Stated exercise
Show every line containing "agrícola" by copying it.

Records for the task
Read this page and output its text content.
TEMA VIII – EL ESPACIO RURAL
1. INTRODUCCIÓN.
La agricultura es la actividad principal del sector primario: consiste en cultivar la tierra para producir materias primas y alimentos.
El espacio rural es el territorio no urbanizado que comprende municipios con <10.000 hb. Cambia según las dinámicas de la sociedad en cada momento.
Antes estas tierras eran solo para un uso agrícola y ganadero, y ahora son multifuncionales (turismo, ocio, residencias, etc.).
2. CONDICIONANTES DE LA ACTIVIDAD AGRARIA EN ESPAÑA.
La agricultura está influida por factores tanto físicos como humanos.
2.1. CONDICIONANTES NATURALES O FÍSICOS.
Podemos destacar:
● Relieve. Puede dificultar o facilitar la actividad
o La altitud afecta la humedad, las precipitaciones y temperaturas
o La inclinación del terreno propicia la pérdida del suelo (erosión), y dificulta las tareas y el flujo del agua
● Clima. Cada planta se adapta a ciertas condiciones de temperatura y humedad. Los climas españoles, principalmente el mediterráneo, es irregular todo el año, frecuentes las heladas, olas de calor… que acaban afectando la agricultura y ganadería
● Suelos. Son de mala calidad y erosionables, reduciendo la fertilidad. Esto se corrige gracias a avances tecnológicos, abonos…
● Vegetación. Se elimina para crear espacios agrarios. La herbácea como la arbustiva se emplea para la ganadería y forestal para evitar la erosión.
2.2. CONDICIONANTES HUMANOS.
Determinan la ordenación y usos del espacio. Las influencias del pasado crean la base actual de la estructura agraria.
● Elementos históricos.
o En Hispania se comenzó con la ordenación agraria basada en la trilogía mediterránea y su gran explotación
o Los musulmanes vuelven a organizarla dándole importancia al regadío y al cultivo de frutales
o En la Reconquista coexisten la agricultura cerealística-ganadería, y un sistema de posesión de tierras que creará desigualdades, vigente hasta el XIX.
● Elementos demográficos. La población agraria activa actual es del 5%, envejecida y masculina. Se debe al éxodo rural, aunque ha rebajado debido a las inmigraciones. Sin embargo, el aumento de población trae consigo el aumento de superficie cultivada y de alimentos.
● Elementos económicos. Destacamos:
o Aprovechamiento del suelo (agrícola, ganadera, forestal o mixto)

Task solution
Antes estas tierras eran solo para un uso agrícola y ganadero, y ahora son multifuncionales (turismo, ocio, residencias, etc.).
o Aprovechamiento del suelo (agrícola, ganadera, forestal o mixto)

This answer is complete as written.